REQUIRED WORK → Transcribe all the entries word for word, but omit the images.

Data records →

+++++

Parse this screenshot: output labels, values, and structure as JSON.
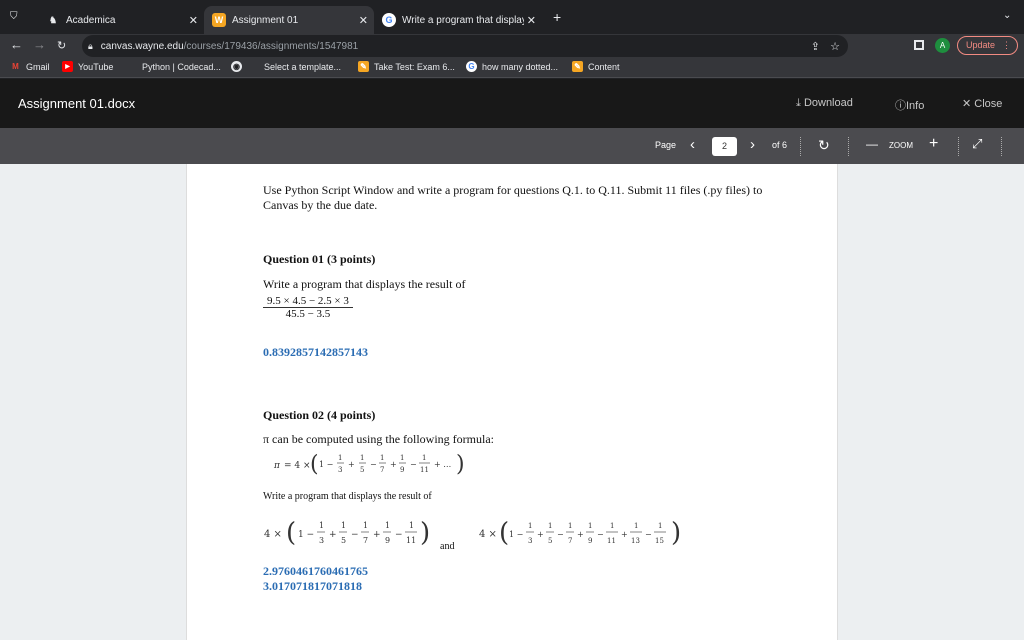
{
  "browser": {
    "tabs": [
      {
        "label": "Academica",
        "favicon": "academica-icon"
      },
      {
        "label": "Assignment 01",
        "favicon": "canvas-icon"
      },
      {
        "label": "Write a program that displays t",
        "favicon": "google-icon"
      }
    ],
    "url_host": "canvas.wayne.edu",
    "url_path": "/courses/179436/assignments/1547981",
    "profile_initial": "A",
    "update_label": "Update",
    "bookmarks": [
      "Gmail",
      "YouTube",
      "Python | Codecad...",
      "Select a template...",
      "Take Test: Exam 6...",
      "how many dotted...",
      "Content"
    ]
  },
  "viewer": {
    "title": "Assignment 01.docx",
    "download": "Download",
    "info": "Info",
    "close": "Close",
    "page_label": "Page",
    "page_current": "2",
    "page_total": "of 6",
    "zoom_label": "ZOOM"
  },
  "document": {
    "intro": "Use Python Script Window and write a program for questions Q.1. to Q.11. Submit 11 files (.py files) to Canvas by the due date.",
    "q1_title": "Question 01 (3 points)",
    "q1_text": "Write a program that displays the result of",
    "q1_numerator": "9.5 × 4.5 − 2.5 × 3",
    "q1_denominator": "45.5 − 3.5",
    "q1_answer": "0.8392857142857143",
    "q2_title": "Question 02 (4 points)",
    "q2_text": "π can be computed using the following formula:",
    "q2_prompt": "Write a program that displays the result of",
    "and_label": "and",
    "q2_answer1": "2.9760461760461765",
    "q2_answer2": "3.017071817071818"
  }
}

+++++

OUTPUT FOR THIS EXERCISE →
Parse this screenshot: output labels, values, and structure as JSON.
{
  "browser": {
    "tabs": [
      {
        "label": "Academica",
        "favicon": "academica-icon"
      },
      {
        "label": "Assignment 01",
        "favicon": "canvas-icon"
      },
      {
        "label": "Write a program that displays t",
        "favicon": "google-icon"
      }
    ],
    "url_host": "canvas.wayne.edu",
    "url_path": "/courses/179436/assignments/1547981",
    "profile_initial": "A",
    "update_label": "Update",
    "bookmarks": [
      "Gmail",
      "YouTube",
      "Python | Codecad...",
      "Select a template...",
      "Take Test: Exam 6...",
      "how many dotted...",
      "Content"
    ]
  },
  "viewer": {
    "title": "Assignment 01.docx",
    "download": "Download",
    "info": "Info",
    "close": "Close",
    "page_label": "Page",
    "page_current": "2",
    "page_total": "of 6",
    "zoom_label": "ZOOM"
  },
  "document": {
    "intro": "Use Python Script Window and write a program for questions Q.1. to Q.11. Submit 11 files (.py files) to Canvas by the due date.",
    "q1_title": "Question 01 (3 points)",
    "q1_text": "Write a program that displays the result of",
    "q1_numerator": "9.5 × 4.5 − 2.5 × 3",
    "q1_denominator": "45.5 − 3.5",
    "q1_answer": "0.8392857142857143",
    "q2_title": "Question 02 (4 points)",
    "q2_text": "π can be computed using the following formula:",
    "q2_prompt": "Write a program that displays the result of",
    "and_label": "and",
    "q2_answer1": "2.9760461760461765",
    "q2_answer2": "3.017071817071818"
  }
}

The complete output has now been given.